> _Document passage_:
# Seeking to identify a stove - Lange / Scandia - Danish?



## mattwi1 (Apr 29, 2015)

Hi. I bought a house with a kitchen stove in it. I have never used it, principally as it has no chimney/flue fitted. I think it may be Danish in origin as there are markings in the cast stating 'Lange, Svendborg'. I think Lange is a manufacturer and Svenborg is the town in Denmark where it was produced. I am confused by the Scandia markings as I know there is an Australian stove firm called Scandia but I'm pretty sure its not from Oz. 

I'd be grateful for any help identifying the stove. See pictures attached. Thanks.


----------



## begreen (Apr 29, 2015)

I would keep searching around the stove for an identifier. Look under the top plates, inside the oven door, back of stove, etc..There is a Scandia is from Taiwan that did knockoffs of European stoves. Not sure if this is the case here. I've not seen a Scandia cook stove.


----------



## DanCorcoran (May 1, 2015)

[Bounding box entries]

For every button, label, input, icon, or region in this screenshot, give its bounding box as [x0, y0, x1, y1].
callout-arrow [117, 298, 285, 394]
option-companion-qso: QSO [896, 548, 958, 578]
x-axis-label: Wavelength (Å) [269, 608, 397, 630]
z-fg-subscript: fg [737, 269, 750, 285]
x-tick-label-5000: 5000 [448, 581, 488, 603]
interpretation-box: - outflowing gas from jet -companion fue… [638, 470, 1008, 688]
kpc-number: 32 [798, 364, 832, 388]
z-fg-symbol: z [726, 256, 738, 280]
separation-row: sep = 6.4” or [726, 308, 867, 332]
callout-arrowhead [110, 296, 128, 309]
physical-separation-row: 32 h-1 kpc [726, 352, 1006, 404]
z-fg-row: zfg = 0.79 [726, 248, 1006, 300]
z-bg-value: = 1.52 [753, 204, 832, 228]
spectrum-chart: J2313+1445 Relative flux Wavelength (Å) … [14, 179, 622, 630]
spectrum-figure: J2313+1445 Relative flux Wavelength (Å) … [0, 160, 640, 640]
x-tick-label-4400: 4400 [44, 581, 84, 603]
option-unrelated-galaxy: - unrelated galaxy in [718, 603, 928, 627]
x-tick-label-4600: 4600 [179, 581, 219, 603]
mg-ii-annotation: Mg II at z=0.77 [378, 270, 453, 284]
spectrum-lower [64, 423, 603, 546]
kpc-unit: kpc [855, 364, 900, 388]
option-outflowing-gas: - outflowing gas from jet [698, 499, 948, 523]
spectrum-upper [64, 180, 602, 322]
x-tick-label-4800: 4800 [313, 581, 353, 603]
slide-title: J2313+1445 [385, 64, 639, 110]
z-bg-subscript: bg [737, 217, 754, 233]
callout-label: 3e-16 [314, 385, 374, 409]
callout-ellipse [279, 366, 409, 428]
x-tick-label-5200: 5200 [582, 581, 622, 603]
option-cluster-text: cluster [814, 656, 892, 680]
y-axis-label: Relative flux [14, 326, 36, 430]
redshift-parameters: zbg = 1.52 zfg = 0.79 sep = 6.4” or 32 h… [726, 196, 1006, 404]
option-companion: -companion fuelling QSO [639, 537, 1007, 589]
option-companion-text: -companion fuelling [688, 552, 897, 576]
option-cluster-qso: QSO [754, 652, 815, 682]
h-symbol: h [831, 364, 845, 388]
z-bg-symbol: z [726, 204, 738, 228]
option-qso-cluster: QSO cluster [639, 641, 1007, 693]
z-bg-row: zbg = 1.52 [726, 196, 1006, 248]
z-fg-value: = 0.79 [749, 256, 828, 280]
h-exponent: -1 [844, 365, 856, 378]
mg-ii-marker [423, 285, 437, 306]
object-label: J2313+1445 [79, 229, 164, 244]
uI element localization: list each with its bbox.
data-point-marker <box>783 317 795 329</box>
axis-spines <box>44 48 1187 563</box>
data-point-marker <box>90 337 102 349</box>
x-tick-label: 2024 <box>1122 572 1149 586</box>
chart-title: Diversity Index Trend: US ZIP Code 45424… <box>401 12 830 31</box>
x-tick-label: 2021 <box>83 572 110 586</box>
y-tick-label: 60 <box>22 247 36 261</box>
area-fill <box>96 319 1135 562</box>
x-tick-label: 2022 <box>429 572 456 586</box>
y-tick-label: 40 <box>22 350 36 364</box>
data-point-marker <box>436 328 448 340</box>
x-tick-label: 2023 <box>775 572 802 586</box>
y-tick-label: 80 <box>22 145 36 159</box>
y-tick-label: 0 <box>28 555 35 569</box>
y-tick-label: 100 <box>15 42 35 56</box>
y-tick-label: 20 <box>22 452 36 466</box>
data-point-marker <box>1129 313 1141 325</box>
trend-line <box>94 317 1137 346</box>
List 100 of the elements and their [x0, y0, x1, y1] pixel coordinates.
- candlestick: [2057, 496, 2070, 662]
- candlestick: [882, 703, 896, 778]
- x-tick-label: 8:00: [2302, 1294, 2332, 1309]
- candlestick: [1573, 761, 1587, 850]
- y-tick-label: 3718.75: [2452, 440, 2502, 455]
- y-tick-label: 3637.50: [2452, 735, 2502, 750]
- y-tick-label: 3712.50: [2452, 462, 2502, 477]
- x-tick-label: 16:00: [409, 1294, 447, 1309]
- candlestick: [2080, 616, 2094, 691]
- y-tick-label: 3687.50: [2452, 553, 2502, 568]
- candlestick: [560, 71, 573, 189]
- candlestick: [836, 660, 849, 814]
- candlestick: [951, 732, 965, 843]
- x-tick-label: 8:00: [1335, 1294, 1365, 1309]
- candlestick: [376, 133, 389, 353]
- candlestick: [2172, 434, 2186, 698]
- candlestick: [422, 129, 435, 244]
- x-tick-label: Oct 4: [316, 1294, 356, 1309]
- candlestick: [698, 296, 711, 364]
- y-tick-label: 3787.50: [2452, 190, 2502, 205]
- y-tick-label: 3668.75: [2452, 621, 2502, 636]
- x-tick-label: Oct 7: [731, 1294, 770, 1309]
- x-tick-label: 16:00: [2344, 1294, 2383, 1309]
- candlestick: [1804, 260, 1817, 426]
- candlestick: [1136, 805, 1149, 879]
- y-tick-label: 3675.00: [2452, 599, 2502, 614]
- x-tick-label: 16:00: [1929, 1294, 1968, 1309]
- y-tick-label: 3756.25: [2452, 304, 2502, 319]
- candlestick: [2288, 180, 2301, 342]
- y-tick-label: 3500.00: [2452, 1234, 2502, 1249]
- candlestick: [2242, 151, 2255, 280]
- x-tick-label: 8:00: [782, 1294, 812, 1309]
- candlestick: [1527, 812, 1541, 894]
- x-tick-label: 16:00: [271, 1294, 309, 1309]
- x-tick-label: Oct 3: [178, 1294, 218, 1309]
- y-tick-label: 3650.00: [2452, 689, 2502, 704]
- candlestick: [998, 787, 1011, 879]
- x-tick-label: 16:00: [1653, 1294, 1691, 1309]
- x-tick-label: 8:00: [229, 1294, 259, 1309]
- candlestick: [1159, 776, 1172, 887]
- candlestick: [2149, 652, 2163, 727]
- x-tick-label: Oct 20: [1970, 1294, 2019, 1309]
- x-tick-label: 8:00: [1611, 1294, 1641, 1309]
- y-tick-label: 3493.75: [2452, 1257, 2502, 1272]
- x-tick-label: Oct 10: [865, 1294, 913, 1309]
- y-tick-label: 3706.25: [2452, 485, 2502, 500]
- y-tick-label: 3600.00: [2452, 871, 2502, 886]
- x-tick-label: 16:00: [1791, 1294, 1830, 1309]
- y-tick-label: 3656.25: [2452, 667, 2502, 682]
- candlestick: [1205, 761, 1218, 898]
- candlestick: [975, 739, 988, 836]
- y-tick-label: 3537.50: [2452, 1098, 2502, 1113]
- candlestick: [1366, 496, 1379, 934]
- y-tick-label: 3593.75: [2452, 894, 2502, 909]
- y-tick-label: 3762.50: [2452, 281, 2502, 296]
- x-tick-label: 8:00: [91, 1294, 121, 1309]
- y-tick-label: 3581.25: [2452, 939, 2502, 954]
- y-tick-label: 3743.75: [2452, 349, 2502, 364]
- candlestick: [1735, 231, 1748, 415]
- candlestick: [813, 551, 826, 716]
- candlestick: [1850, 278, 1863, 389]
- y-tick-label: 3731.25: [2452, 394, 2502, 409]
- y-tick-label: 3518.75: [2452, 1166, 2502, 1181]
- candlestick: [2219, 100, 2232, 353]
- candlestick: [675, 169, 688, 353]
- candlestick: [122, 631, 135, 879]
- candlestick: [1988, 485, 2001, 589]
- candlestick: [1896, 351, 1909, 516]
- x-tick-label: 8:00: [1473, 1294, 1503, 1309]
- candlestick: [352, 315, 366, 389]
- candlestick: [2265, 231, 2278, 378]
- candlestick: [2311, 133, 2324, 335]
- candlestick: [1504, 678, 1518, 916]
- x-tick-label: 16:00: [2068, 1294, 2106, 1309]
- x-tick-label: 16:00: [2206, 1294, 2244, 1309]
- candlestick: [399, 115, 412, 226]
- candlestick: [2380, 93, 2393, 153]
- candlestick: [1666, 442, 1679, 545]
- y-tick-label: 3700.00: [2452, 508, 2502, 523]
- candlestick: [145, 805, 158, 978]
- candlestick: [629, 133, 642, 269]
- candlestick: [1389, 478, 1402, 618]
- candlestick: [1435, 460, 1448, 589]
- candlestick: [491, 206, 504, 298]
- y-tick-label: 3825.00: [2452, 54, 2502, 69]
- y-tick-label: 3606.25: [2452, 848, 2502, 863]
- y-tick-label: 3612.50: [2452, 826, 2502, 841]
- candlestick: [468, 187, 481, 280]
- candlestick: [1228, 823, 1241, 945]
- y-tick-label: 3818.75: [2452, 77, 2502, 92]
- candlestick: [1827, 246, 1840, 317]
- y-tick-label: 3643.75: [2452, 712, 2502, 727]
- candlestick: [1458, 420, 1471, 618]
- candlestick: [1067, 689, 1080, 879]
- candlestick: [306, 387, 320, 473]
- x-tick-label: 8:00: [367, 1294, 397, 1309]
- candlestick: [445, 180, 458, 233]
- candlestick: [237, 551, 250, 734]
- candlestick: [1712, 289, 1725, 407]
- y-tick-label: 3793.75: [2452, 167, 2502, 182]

> _Task instructions_: Edit the stove thread from "## begreen (Apr" up to and including "(May 1, 2015)", putting "Korea" wherever "Taiwan" appears. The bounding box entries are separate material and not part of the stove thread.

> _Result for this task_:
## begreen (Apr 29, 2015)

I would keep searching around the stove for an identifier. Look under the top plates, inside the oven door, back of stove, etc..There is a Scandia is from Korea that did knockoffs of European stoves. Not sure if this is the case here. I've not seen a Scandia cook stove.


----------



## DanCorcoran (May 1, 2015)